[SHORT EXERCISE]: Which lines hold the word "smoothed"? Copy each of them from the material.

[Dataset rows]
------

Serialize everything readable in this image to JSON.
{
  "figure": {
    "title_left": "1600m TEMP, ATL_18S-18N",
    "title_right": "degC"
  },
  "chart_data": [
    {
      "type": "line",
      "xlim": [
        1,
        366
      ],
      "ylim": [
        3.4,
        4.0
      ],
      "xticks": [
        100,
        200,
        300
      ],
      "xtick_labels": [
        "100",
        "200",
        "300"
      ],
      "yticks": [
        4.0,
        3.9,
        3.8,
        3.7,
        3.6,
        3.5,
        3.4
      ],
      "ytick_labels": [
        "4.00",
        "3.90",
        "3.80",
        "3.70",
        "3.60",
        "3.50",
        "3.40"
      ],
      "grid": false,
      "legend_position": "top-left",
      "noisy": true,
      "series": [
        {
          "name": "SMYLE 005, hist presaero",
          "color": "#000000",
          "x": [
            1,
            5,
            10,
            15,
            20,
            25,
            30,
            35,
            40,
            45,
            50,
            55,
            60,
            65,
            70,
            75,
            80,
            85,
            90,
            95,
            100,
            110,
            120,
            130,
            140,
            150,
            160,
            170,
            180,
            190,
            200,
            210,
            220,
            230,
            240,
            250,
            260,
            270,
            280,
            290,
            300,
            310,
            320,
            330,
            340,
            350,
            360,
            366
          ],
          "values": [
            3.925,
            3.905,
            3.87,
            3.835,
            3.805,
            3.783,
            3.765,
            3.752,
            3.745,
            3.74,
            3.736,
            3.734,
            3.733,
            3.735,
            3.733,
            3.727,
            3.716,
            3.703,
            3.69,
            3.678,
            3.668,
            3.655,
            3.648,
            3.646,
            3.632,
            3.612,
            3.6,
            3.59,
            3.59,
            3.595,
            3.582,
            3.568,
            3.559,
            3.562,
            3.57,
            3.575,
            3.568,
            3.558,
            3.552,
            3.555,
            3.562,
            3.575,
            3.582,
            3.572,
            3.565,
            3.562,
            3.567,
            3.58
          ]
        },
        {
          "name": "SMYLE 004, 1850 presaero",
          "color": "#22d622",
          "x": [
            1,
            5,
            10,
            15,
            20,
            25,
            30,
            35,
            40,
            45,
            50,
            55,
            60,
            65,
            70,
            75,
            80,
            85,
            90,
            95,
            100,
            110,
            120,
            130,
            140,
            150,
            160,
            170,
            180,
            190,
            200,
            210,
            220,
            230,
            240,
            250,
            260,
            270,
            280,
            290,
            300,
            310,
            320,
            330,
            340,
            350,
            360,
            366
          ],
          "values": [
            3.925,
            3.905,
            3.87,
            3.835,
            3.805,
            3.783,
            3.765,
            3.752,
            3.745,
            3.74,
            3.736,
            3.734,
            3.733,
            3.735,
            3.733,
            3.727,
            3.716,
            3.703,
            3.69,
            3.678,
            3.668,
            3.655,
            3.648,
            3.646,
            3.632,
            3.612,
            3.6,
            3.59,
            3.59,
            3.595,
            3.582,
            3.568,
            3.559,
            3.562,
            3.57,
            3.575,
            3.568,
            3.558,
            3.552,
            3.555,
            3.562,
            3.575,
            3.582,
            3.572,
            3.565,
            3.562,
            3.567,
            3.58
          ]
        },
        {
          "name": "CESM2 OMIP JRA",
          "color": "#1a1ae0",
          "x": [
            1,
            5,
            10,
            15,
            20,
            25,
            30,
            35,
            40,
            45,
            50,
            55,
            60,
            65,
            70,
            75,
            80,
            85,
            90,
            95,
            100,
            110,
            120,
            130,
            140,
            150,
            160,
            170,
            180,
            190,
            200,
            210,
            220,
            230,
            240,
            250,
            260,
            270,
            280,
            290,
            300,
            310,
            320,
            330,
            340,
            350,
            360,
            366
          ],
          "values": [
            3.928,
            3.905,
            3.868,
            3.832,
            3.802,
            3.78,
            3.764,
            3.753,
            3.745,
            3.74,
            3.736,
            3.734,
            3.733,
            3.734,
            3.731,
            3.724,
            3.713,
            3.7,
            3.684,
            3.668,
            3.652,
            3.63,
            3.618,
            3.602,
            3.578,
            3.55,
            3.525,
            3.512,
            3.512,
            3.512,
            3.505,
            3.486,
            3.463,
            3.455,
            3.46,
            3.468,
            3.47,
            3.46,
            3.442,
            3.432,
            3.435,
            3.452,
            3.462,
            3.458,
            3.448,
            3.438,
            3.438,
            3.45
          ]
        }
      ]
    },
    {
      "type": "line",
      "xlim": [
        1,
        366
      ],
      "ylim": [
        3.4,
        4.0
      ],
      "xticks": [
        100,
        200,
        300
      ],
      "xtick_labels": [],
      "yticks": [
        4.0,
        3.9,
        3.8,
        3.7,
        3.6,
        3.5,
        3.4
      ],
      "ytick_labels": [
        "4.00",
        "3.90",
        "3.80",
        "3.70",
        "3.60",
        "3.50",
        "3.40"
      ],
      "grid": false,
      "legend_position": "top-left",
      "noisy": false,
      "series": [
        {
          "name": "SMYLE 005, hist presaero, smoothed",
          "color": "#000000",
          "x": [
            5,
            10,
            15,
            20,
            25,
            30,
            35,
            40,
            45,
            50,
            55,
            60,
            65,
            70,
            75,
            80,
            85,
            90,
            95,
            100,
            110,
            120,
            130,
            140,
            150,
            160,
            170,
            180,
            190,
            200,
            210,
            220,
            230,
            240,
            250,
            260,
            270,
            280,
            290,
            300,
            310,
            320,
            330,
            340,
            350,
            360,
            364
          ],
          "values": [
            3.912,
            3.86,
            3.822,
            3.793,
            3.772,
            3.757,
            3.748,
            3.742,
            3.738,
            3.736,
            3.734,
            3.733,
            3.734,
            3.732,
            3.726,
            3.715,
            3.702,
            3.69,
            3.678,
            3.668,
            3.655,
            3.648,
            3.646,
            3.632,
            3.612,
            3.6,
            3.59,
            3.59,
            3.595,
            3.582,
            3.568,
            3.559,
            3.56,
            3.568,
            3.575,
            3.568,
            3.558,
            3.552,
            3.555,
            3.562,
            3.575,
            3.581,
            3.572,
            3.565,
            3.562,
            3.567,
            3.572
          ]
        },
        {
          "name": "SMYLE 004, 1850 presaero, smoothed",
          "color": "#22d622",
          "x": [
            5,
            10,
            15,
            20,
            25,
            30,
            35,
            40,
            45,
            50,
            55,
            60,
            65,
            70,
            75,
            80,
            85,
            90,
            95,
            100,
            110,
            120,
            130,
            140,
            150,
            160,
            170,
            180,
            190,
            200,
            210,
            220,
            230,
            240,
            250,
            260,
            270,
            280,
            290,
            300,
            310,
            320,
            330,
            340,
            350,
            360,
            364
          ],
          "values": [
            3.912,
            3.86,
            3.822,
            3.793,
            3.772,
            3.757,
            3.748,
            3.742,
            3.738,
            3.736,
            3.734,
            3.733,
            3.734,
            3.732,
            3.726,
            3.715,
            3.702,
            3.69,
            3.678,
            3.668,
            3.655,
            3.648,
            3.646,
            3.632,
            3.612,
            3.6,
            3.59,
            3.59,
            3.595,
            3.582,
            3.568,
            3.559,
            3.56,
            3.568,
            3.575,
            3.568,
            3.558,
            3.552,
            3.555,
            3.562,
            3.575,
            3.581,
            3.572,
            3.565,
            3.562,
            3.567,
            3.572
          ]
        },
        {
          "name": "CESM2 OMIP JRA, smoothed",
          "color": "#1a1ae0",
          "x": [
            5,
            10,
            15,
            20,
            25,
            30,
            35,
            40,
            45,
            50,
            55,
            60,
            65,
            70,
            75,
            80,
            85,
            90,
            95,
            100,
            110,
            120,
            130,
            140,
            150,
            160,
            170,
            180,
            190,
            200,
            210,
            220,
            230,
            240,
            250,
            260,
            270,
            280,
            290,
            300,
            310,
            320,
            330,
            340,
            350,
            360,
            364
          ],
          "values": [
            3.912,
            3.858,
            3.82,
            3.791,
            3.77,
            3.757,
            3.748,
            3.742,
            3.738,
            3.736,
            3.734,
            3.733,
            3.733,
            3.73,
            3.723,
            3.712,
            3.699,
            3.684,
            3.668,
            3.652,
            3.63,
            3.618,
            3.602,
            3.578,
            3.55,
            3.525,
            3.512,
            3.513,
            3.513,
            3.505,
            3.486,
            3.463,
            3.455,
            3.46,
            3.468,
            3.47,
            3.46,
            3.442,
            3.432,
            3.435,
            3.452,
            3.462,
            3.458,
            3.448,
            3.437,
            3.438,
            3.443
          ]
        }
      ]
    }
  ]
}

------

[REPLY TO THE EXERCISE]:
          "name": "SMYLE 005, hist presaero, smoothed",
          "name": "SMYLE 004, 1850 presaero, smoothed",
          "name": "CESM2 OMIP JRA, smoothed",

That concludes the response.